-- begin --
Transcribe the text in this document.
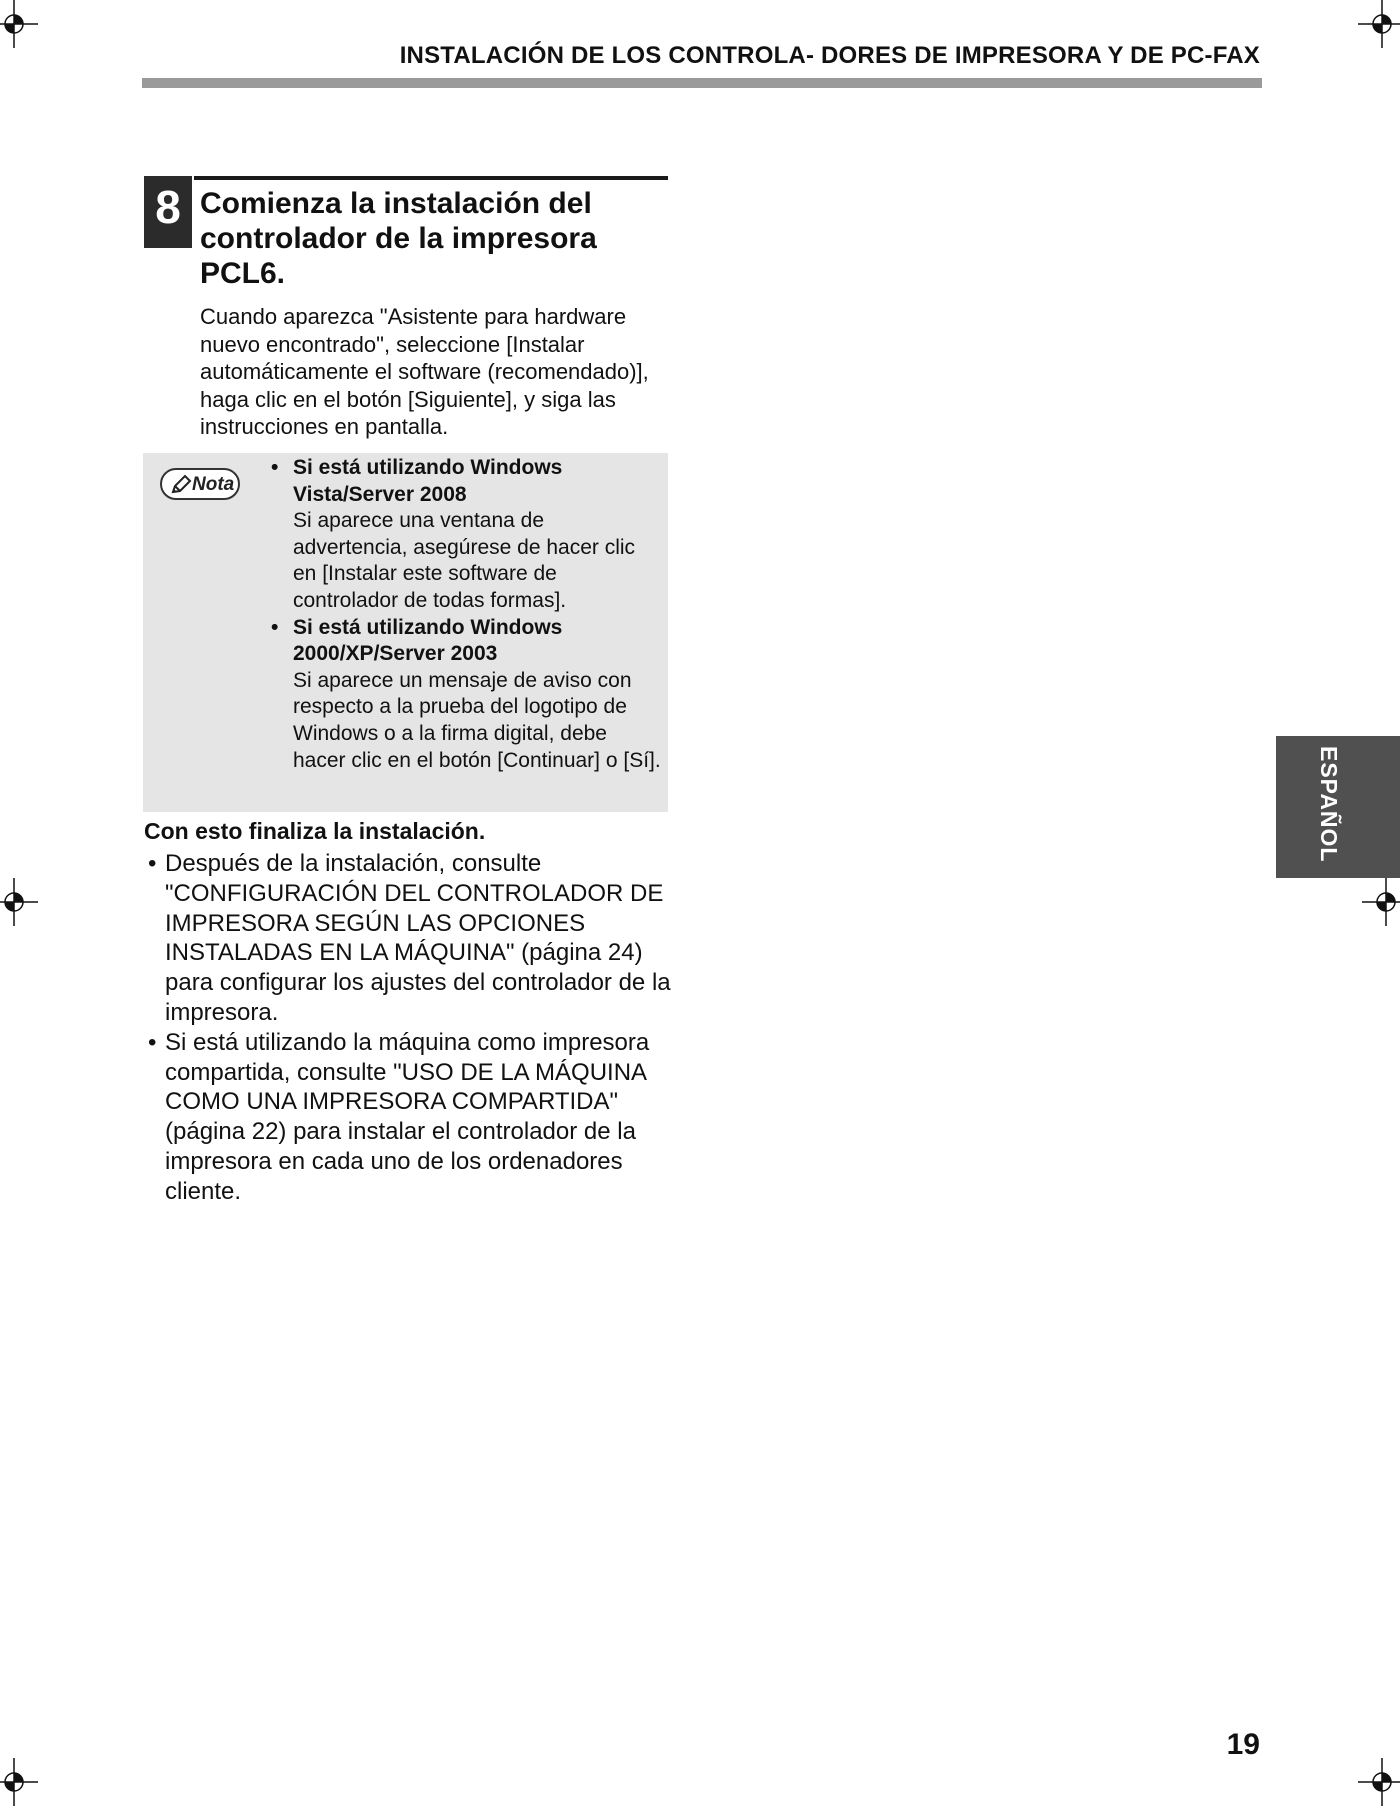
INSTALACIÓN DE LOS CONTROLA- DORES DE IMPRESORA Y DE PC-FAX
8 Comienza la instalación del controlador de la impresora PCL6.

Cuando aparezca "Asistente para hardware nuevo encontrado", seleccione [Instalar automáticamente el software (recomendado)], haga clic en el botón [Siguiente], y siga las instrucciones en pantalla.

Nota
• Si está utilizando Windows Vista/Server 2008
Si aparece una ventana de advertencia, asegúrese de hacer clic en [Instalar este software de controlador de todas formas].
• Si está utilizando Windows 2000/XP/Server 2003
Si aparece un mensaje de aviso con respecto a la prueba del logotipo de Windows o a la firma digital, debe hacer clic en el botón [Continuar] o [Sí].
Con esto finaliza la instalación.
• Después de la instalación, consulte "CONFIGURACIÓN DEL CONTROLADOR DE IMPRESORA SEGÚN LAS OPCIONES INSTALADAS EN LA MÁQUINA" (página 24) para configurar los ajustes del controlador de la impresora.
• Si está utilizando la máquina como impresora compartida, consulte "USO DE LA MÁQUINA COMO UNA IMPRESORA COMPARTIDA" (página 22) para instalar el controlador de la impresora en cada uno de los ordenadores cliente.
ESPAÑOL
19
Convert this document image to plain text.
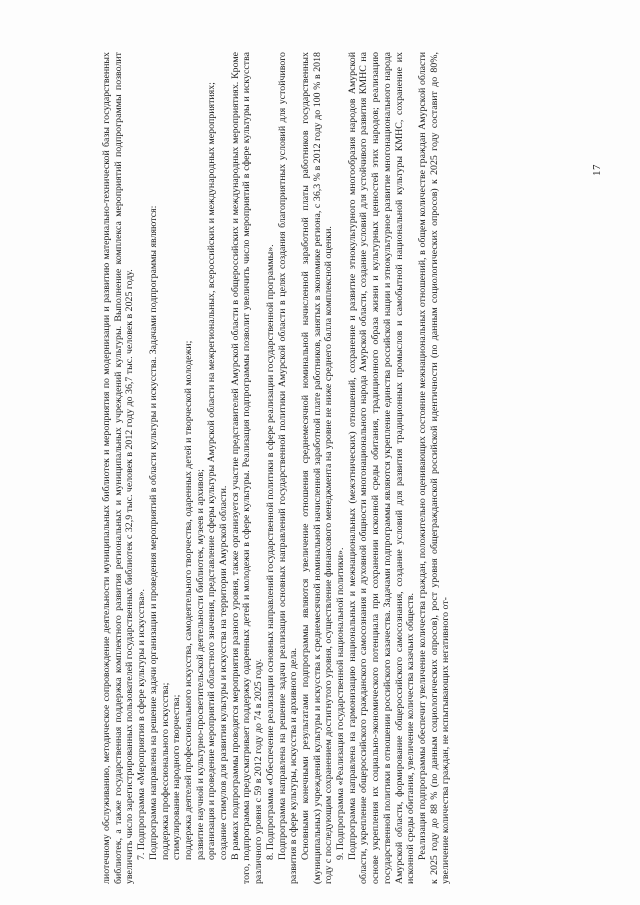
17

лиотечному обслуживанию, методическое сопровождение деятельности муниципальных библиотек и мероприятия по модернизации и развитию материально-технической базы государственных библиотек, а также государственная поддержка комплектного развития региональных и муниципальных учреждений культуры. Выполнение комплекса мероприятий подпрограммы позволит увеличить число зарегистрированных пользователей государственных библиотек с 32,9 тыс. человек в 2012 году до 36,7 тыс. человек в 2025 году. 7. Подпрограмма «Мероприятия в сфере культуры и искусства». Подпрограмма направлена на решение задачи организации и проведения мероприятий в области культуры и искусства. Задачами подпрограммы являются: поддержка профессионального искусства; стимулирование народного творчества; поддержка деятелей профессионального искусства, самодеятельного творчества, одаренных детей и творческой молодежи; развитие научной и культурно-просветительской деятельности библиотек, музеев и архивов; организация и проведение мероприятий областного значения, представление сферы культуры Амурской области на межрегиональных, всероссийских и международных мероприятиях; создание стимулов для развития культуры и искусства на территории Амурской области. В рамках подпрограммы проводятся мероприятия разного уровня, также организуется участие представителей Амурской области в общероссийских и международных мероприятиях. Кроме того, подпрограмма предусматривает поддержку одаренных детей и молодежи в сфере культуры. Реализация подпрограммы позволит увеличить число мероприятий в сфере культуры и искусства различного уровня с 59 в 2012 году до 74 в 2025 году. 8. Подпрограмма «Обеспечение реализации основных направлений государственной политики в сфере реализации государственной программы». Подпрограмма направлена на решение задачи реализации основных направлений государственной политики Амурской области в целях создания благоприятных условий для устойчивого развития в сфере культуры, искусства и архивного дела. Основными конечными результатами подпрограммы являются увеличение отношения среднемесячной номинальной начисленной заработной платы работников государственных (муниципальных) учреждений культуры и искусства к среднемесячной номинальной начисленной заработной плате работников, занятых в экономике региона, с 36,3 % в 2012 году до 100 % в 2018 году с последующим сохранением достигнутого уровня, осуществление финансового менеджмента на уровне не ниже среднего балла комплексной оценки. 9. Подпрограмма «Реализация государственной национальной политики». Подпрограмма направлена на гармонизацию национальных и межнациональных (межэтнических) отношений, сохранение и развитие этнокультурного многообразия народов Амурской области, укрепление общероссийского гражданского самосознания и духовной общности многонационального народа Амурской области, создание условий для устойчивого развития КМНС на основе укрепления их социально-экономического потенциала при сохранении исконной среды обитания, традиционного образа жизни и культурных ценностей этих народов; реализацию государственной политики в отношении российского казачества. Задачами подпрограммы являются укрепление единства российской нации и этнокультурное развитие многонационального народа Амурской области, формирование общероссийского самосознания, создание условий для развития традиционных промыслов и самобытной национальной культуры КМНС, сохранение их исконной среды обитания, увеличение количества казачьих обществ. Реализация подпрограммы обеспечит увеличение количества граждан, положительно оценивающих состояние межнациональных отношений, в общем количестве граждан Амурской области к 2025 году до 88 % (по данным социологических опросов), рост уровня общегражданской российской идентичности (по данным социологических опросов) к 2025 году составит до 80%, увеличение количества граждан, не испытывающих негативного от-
-- end --
-- begin --
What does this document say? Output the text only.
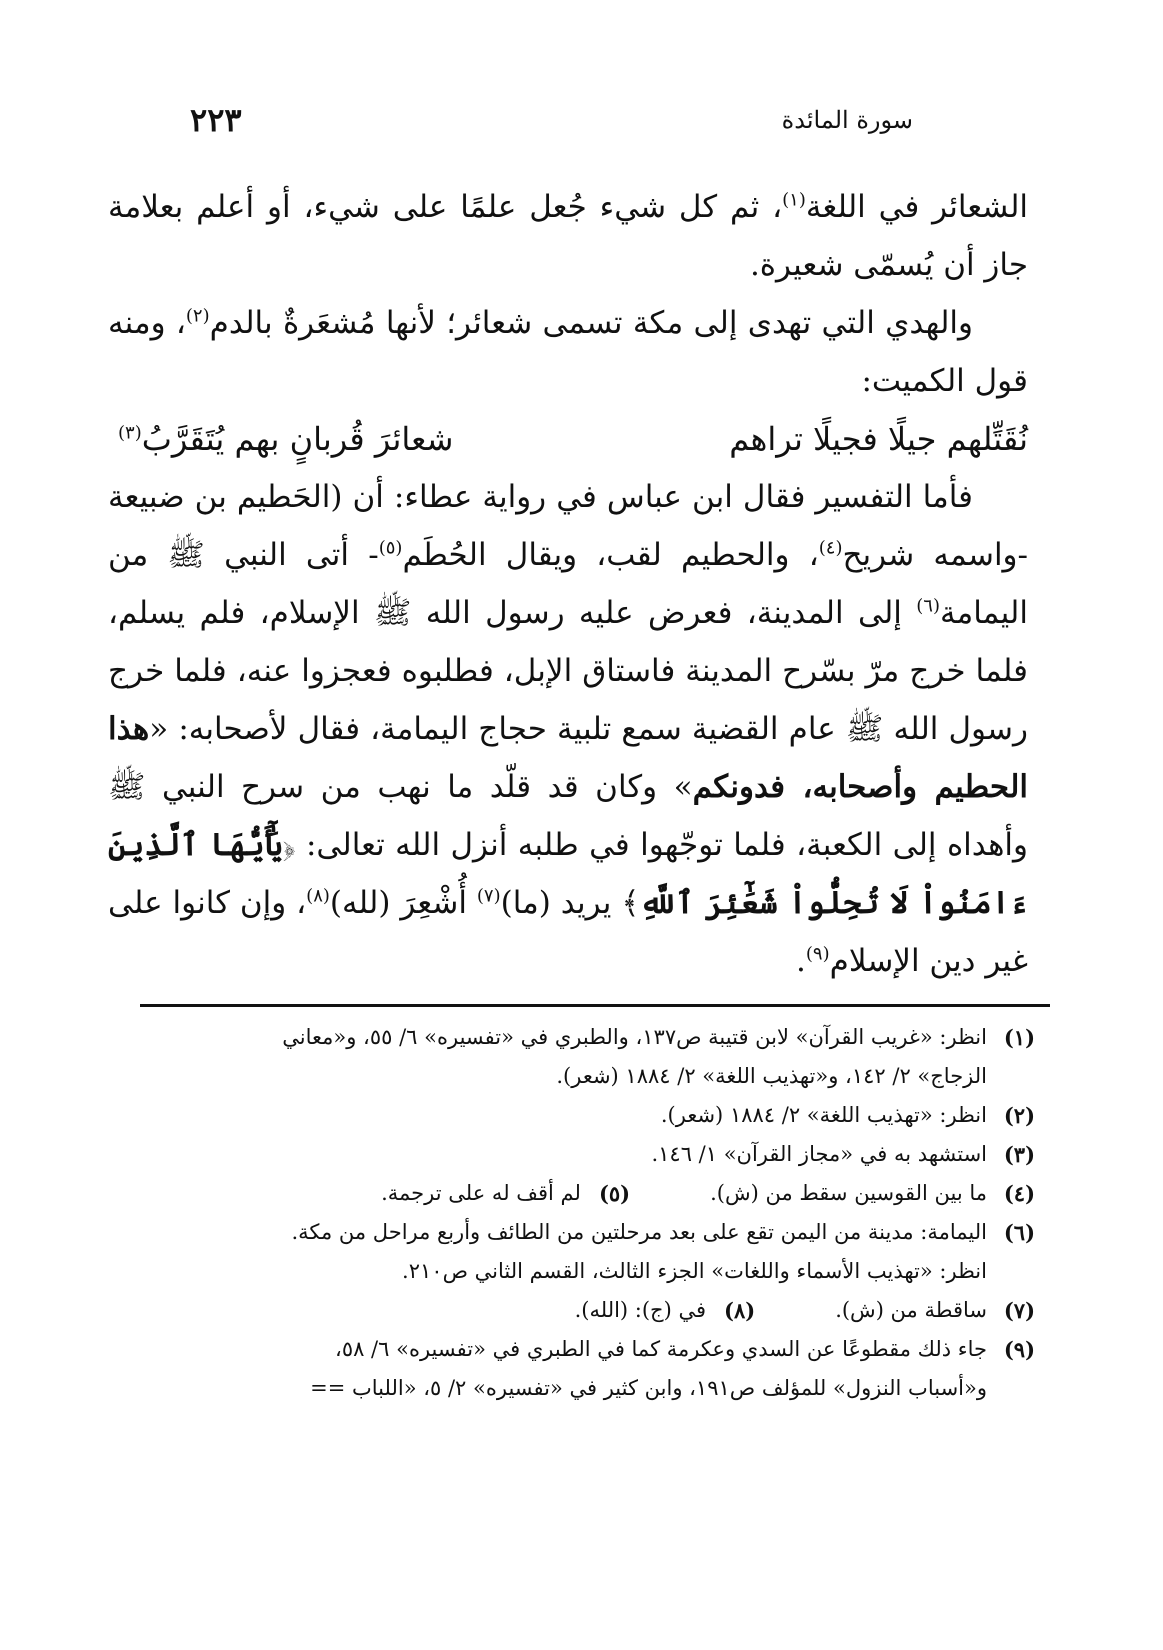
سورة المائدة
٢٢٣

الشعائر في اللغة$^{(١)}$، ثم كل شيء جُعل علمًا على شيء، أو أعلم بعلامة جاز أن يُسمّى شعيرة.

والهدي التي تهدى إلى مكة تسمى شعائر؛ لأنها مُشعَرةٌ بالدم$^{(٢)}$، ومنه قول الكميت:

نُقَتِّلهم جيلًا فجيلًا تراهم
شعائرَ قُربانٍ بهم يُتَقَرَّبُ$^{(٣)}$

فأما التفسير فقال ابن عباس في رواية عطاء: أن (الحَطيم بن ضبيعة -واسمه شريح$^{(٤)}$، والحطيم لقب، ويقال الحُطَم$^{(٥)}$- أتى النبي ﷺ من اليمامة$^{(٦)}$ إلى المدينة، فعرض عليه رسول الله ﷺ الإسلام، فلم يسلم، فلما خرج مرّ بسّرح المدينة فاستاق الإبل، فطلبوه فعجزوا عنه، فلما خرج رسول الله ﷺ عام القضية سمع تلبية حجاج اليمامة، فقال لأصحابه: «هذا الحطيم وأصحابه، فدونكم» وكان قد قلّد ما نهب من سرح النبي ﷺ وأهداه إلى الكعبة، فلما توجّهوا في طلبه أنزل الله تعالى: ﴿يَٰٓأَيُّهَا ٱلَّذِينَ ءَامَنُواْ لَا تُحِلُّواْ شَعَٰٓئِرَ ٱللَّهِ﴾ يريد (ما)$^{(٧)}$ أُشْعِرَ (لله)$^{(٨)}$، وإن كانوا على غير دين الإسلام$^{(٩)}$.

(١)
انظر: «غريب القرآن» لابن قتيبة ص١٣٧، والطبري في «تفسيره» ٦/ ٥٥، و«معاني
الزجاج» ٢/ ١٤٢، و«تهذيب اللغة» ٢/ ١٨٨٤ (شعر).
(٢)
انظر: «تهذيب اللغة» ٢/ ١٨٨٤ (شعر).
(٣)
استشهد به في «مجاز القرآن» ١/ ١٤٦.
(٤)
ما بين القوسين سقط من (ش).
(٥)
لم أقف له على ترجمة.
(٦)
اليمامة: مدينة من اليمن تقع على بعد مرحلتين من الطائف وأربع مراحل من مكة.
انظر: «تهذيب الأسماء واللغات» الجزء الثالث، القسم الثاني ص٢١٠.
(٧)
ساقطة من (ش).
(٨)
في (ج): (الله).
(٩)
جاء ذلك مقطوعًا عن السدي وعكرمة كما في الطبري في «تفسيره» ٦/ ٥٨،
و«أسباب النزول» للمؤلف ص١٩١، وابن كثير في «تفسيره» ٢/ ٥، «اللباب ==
-- end --
- Requirements
Within the records above, how many lines include the word "Server"? State the number by itself.

- Written answer
2